• DATA PROVIDED:

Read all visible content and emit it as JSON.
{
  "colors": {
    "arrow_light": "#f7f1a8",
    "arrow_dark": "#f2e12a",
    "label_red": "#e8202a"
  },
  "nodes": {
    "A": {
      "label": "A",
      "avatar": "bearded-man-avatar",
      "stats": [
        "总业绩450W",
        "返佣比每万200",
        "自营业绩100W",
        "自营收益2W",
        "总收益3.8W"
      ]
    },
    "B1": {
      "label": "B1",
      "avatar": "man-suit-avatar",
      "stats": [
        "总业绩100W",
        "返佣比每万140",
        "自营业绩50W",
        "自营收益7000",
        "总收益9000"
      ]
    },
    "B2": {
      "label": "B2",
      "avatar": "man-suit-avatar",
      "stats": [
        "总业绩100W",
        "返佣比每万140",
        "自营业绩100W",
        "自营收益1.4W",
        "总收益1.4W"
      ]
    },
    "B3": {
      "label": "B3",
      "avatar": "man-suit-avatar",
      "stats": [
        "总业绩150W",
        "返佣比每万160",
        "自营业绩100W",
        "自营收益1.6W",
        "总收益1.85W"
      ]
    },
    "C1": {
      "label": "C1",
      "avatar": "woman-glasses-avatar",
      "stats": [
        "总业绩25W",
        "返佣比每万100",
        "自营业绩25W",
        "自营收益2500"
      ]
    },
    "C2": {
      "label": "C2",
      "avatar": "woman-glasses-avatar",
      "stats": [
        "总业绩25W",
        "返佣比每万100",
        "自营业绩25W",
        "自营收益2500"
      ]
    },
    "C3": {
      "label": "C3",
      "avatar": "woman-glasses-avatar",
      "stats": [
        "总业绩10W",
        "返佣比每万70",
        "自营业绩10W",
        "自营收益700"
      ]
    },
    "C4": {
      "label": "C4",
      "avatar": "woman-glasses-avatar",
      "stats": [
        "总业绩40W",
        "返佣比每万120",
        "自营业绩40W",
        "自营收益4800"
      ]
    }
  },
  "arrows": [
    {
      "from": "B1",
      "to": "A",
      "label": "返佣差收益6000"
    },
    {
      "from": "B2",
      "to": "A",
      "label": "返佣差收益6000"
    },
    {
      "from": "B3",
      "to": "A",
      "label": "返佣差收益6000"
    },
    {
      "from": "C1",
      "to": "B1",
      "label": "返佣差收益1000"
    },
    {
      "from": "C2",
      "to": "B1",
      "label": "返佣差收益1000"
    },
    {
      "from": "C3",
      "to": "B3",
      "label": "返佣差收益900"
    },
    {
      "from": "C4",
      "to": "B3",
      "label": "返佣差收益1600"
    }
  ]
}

• TO DO: Copy every line verbatim.

• FULL ANSWER:
Read all visible content and emit it as JSON.
{
  "colors": {
    "arrow_light": "#f7f1a8",
    "arrow_dark": "#f2e12a",
    "label_red": "#e8202a"
  },
  "nodes": {
    "A": {
      "label": "A",
      "avatar": "bearded-man-avatar",
      "stats": [
        "总业绩450W",
        "返佣比每万200",
        "自营业绩100W",
        "自营收益2W",
        "总收益3.8W"
      ]
    },
    "B1": {
      "label": "B1",
      "avatar": "man-suit-avatar",
      "stats": [
        "总业绩100W",
        "返佣比每万140",
        "自营业绩50W",
        "自营收益7000",
        "总收益9000"
      ]
    },
    "B2": {
      "label": "B2",
      "avatar": "man-suit-avatar",
      "stats": [
        "总业绩100W",
        "返佣比每万140",
        "自营业绩100W",
        "自营收益1.4W",
        "总收益1.4W"
      ]
    },
    "B3": {
      "label": "B3",
      "avatar": "man-suit-avatar",
      "stats": [
        "总业绩150W",
        "返佣比每万160",
        "自营业绩100W",
        "自营收益1.6W",
        "总收益1.85W"
      ]
    },
    "C1": {
      "label": "C1",
      "avatar": "woman-glasses-avatar",
      "stats": [
        "总业绩25W",
        "返佣比每万100",
        "自营业绩25W",
        "自营收益2500"
      ]
    },
    "C2": {
      "label": "C2",
      "avatar": "woman-glasses-avatar",
      "stats": [
        "总业绩25W",
        "返佣比每万100",
        "自营业绩25W",
        "自营收益2500"
      ]
    },
    "C3": {
      "label": "C3",
      "avatar": "woman-glasses-avatar",
      "stats": [
        "总业绩10W",
        "返佣比每万70",
        "自营业绩10W",
        "自营收益700"
      ]
    },
    "C4": {
      "label": "C4",
      "avatar": "woman-glasses-avatar",
      "stats": [
        "总业绩40W",
        "返佣比每万120",
        "自营业绩40W",
        "自营收益4800"
      ]
    }
  },
  "arrows": [
    {
      "from": "B1",
      "to": "A",
      "label": "返佣差收益6000"
    },
    {
      "from": "B2",
      "to": "A",
      "label": "返佣差收益6000"
    },
    {
      "from": "B3",
      "to": "A",
      "label": "返佣差收益6000"
    },
    {
      "from": "C1",
      "to": "B1",
      "label": "返佣差收益1000"
    },
    {
      "from": "C2",
      "to": "B1",
      "label": "返佣差收益1000"
    },
    {
      "from": "C3",
      "to": "B3",
      "label": "返佣差收益900"
    },
    {
      "from": "C4",
      "to": "B3",
      "label": "返佣差收益1600"
    }
  ]
}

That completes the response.